→ Short exercise
Pull every line holding the string "implementation" from the records below.

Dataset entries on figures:
··········

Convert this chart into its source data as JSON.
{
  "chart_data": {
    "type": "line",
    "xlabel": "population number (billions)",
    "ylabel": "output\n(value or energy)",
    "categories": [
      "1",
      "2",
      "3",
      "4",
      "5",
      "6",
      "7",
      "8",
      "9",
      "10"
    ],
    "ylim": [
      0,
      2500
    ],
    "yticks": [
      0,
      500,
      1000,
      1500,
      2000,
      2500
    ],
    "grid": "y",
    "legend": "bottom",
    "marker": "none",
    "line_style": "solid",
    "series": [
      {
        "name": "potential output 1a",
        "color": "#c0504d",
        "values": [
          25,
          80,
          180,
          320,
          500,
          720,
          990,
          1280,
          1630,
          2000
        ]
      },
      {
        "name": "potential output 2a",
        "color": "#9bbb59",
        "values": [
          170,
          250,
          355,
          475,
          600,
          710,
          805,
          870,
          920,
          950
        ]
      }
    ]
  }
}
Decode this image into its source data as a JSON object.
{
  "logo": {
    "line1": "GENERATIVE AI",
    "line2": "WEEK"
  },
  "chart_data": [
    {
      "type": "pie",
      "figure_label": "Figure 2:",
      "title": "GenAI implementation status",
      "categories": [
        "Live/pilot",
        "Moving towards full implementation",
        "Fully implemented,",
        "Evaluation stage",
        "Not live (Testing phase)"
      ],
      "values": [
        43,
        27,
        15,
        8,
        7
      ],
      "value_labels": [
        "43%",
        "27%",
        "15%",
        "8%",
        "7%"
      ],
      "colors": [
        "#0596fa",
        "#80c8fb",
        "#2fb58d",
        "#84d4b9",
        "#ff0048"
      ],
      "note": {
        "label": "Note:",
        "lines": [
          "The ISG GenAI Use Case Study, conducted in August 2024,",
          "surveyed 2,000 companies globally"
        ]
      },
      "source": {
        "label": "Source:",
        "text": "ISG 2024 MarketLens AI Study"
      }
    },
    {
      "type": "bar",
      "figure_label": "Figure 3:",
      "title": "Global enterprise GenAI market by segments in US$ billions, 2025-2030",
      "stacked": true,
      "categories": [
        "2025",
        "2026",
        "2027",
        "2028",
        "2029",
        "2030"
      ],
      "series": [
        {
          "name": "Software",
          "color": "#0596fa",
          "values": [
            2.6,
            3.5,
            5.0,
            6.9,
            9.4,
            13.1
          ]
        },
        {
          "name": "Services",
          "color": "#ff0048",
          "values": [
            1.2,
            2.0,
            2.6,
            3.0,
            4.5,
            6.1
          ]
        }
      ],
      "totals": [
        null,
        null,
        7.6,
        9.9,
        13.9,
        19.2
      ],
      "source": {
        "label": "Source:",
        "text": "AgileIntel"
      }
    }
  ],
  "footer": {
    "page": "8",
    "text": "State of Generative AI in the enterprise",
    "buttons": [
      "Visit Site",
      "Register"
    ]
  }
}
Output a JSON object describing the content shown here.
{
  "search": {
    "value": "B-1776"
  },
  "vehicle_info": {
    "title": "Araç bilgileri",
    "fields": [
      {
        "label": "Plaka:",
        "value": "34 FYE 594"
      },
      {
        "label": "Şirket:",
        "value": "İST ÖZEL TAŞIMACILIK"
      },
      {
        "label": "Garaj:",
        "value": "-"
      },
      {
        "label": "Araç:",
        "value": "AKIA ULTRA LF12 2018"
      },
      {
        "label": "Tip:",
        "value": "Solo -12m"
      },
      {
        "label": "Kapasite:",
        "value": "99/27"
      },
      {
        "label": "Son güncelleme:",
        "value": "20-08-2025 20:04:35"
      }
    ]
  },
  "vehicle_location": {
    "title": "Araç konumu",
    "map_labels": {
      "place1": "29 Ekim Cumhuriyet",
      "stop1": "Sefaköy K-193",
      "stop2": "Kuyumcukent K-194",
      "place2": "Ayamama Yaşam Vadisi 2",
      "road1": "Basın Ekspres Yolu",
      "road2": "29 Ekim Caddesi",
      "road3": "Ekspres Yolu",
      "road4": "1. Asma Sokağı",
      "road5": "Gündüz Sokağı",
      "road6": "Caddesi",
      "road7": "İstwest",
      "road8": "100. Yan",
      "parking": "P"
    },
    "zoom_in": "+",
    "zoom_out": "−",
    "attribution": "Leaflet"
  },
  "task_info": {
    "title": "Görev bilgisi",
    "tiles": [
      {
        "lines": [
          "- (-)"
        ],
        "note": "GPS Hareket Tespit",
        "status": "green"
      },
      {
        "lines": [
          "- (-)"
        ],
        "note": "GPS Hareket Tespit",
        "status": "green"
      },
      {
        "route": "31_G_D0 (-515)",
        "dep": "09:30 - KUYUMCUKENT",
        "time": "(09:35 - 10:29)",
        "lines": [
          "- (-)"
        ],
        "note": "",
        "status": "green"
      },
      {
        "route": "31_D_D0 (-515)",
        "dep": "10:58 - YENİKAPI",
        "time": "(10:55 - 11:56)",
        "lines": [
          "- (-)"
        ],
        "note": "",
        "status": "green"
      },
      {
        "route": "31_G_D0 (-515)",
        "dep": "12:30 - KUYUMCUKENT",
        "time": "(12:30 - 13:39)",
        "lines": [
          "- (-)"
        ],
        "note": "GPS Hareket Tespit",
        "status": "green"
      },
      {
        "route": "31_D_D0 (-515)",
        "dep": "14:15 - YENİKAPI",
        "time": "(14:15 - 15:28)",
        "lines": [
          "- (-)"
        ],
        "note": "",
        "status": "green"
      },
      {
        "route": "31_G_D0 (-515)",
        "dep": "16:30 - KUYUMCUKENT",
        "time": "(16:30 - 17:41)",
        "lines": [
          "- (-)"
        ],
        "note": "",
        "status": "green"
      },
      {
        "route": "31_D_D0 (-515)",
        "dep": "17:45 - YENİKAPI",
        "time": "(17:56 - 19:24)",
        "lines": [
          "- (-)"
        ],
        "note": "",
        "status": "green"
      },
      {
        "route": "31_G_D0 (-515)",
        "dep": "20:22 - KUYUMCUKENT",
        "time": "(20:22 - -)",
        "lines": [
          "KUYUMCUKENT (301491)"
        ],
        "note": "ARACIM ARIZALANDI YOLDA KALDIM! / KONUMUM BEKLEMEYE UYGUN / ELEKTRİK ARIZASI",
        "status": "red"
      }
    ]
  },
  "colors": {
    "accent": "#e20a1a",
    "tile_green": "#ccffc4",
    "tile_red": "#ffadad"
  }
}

··········

→ Written reply
      "title": "GenAI implementation status",
        "Moving towards full implementation",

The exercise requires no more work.